**Exercise goal:** Report back each line of the records that contains the string "HPLC".

· · · ·

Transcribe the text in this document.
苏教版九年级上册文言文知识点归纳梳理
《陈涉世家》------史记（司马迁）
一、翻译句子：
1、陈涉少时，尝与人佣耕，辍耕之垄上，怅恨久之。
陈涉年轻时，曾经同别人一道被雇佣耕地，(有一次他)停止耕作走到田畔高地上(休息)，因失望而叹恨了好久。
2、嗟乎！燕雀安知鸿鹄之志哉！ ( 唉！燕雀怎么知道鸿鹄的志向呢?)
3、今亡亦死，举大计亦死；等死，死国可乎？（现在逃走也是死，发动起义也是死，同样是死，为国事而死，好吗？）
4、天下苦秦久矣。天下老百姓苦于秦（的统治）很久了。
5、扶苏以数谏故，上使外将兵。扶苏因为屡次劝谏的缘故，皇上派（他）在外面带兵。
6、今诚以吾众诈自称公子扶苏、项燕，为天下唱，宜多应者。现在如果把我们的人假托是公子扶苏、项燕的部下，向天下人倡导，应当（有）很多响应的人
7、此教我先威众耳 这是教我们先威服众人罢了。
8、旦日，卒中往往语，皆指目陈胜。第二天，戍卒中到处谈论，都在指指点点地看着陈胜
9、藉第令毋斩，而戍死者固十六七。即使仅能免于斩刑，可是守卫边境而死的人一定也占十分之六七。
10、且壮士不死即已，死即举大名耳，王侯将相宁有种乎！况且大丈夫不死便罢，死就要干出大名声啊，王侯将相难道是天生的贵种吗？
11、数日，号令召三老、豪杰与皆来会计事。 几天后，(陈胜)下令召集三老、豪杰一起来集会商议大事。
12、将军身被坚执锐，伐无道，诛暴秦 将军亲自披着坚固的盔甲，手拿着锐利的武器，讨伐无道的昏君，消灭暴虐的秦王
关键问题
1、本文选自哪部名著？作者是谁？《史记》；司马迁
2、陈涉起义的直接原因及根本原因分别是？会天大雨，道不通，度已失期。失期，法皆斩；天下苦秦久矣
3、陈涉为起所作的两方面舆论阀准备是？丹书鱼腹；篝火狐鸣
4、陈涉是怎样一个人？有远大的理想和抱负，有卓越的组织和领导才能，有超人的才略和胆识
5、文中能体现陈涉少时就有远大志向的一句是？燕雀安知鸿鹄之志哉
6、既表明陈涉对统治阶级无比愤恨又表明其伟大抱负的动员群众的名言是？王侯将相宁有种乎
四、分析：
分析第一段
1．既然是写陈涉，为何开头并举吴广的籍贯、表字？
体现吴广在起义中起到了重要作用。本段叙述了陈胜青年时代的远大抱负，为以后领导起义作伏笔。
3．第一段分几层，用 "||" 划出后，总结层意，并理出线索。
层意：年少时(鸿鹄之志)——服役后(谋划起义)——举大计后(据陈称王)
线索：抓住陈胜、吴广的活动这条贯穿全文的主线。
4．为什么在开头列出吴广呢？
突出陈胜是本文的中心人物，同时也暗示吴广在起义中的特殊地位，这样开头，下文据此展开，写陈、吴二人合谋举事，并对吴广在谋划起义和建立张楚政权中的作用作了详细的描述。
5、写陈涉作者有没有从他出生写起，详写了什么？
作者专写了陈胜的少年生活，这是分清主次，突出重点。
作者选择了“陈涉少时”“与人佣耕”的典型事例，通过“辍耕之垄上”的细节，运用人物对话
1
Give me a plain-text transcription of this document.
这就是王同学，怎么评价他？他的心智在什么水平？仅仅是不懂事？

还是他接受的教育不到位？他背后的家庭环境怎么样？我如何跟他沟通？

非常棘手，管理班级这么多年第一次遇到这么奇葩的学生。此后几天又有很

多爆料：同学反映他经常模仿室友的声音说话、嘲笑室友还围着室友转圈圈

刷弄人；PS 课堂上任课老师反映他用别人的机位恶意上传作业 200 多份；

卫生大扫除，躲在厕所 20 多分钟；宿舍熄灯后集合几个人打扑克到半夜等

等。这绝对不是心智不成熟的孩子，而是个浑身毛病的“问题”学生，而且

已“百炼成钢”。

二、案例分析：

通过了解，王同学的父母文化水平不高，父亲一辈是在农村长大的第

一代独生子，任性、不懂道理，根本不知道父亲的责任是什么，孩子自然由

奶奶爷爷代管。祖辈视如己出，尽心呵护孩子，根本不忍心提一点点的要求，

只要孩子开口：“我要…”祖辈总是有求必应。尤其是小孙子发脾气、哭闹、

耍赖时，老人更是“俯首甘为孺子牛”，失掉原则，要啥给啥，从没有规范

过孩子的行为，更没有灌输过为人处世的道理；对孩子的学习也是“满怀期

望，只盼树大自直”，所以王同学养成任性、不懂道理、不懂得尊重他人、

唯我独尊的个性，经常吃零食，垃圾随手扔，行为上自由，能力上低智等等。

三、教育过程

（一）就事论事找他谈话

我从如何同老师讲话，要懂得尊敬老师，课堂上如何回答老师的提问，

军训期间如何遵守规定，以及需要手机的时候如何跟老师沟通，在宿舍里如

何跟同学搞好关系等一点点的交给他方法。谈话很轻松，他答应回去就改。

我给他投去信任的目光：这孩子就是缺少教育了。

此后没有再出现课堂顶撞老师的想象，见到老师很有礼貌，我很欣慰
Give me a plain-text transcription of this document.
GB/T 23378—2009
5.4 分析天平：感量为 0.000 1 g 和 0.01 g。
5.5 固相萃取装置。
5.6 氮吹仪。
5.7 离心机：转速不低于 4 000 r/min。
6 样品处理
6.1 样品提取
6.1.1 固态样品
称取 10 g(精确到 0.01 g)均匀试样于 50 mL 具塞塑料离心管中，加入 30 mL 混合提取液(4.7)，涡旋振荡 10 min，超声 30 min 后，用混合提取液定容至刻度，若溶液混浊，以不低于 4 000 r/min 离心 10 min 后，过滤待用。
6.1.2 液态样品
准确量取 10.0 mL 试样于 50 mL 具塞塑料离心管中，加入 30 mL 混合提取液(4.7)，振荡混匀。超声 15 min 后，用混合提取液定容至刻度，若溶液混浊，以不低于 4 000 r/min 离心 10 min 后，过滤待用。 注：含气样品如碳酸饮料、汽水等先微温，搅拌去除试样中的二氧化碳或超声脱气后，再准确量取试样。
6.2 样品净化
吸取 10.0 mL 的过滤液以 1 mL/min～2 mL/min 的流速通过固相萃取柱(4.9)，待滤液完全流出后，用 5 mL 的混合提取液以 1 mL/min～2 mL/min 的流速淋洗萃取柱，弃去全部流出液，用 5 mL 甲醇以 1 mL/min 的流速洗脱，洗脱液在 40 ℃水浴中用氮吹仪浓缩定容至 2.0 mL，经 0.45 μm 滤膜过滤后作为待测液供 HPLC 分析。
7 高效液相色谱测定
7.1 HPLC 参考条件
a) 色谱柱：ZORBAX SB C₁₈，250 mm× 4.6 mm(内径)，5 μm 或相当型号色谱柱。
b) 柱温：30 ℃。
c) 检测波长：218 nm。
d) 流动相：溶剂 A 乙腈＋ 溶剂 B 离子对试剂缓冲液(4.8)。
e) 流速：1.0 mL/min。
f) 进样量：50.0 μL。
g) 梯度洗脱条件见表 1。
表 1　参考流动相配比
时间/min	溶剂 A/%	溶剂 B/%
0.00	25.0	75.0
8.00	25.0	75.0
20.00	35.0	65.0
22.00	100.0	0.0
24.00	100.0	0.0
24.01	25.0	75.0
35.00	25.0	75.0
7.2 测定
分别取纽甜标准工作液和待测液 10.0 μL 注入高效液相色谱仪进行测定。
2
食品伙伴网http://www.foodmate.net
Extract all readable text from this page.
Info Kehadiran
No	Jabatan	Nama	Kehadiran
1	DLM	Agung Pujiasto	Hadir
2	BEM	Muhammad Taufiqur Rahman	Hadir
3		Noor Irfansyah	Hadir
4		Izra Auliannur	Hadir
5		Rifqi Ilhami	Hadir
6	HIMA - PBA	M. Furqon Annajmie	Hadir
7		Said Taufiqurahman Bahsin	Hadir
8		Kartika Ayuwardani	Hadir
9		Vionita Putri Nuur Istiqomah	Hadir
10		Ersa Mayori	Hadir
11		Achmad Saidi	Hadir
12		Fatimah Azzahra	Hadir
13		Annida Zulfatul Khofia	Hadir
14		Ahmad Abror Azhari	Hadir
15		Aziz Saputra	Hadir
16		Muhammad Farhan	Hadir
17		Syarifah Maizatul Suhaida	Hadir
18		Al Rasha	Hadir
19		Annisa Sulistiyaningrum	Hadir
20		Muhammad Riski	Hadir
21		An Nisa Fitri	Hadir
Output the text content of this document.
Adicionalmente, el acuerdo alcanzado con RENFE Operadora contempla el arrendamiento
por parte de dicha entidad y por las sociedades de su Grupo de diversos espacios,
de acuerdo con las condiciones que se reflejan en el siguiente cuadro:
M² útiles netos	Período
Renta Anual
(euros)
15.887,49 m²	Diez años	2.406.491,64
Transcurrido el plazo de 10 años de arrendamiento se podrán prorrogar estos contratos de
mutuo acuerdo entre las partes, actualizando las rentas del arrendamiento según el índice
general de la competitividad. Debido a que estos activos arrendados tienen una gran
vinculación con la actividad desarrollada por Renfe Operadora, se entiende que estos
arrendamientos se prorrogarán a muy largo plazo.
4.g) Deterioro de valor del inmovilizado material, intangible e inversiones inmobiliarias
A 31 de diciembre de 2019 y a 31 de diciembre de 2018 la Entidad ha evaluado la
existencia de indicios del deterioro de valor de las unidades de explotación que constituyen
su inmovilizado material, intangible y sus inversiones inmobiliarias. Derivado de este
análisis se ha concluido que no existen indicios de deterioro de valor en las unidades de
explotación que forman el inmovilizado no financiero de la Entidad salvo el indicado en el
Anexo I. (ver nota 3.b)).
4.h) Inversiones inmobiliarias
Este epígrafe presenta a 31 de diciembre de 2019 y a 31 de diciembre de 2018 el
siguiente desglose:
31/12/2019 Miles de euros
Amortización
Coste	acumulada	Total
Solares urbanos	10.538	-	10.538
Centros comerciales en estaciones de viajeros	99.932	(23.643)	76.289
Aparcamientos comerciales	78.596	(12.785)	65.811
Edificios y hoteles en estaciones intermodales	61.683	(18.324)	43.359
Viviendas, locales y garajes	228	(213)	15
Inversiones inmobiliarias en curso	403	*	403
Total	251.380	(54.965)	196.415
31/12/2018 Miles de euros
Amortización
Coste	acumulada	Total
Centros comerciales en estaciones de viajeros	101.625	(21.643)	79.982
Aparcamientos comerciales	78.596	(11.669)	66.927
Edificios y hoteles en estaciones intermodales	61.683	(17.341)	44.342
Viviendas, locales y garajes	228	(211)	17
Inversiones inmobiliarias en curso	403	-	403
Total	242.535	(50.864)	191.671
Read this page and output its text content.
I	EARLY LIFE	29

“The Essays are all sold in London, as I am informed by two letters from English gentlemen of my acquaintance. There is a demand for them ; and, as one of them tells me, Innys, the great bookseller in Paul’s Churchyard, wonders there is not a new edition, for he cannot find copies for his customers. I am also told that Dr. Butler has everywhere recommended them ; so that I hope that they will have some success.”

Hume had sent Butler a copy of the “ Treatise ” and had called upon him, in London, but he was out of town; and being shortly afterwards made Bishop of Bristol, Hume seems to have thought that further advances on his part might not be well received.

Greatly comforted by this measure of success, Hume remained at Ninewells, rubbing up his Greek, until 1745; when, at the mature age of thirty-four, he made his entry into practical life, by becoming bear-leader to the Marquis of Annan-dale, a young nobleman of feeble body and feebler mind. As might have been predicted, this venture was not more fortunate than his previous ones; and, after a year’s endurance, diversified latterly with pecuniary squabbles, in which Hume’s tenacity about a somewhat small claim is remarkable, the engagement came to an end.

· · · ·

**Exercise output:**
吸取 10.0 mL 的过滤液以 1 mL/min～2 mL/min 的流速通过固相萃取柱(4.9)，待滤液完全流出后，用 5 mL 的混合提取液以 1 mL/min～2 mL/min 的流速淋洗萃取柱，弃去全部流出液，用 5 mL 甲醇以 1 mL/min 的流速洗脱，洗脱液在 40 ℃水浴中用氮吹仪浓缩定容至 2.0 mL，经 0.45 μm 滤膜过滤后作为待测液供 HPLC 分析。
7.1 HPLC 参考条件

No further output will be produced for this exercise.